Task description
Pull out every line below that holds the word "metabolism".

------ Input data

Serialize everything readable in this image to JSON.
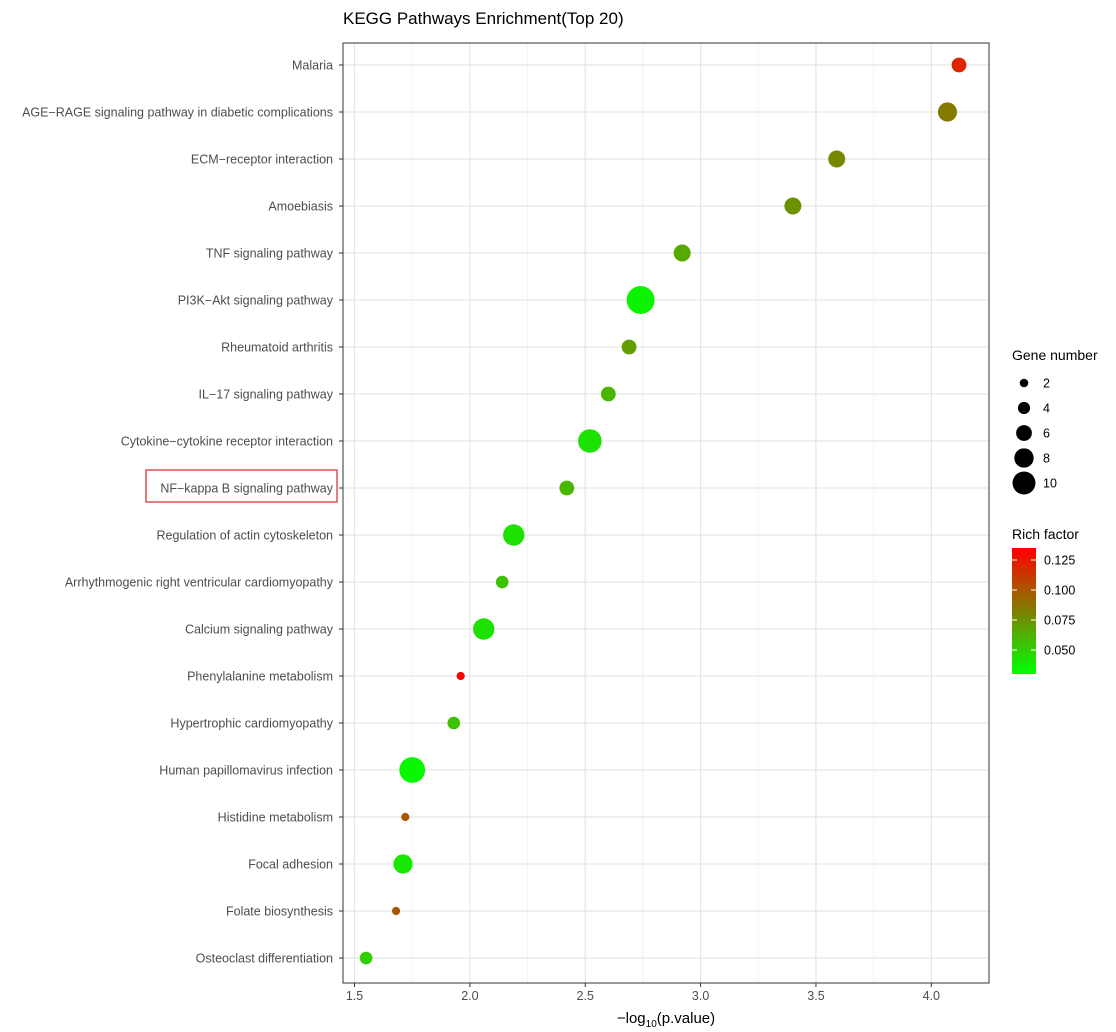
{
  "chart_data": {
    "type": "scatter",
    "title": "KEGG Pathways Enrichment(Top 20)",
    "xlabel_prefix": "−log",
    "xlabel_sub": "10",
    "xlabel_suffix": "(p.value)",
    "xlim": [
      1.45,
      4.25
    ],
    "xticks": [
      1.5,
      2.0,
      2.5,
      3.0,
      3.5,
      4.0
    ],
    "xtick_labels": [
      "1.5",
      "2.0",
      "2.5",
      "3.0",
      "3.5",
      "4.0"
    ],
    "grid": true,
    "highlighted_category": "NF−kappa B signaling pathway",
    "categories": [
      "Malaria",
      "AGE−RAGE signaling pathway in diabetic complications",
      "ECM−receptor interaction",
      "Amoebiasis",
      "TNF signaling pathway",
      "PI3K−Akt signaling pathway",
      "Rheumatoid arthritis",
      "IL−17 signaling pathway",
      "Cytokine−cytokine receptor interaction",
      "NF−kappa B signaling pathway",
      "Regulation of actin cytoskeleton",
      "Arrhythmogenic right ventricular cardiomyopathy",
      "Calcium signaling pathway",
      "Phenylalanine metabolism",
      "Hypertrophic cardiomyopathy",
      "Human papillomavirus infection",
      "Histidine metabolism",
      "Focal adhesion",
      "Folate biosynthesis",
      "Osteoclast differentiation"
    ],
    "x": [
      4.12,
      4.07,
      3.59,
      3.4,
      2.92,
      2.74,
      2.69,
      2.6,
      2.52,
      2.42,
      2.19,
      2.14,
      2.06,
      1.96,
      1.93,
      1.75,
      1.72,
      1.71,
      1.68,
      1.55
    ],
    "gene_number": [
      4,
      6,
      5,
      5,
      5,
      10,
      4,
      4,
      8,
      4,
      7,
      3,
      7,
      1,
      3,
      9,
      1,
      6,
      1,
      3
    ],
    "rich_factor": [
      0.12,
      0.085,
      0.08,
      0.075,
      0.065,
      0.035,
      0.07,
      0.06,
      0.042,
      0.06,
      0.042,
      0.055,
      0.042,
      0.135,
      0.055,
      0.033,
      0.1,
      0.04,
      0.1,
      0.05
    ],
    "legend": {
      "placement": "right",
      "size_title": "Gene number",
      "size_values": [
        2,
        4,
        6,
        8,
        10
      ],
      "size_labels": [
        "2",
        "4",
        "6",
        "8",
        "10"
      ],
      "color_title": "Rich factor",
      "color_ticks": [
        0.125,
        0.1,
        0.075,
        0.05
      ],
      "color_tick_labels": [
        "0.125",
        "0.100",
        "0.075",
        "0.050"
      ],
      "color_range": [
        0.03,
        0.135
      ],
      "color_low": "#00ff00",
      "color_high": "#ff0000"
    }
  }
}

------------

Output
      "Phenylalanine metabolism",
      "Histidine metabolism",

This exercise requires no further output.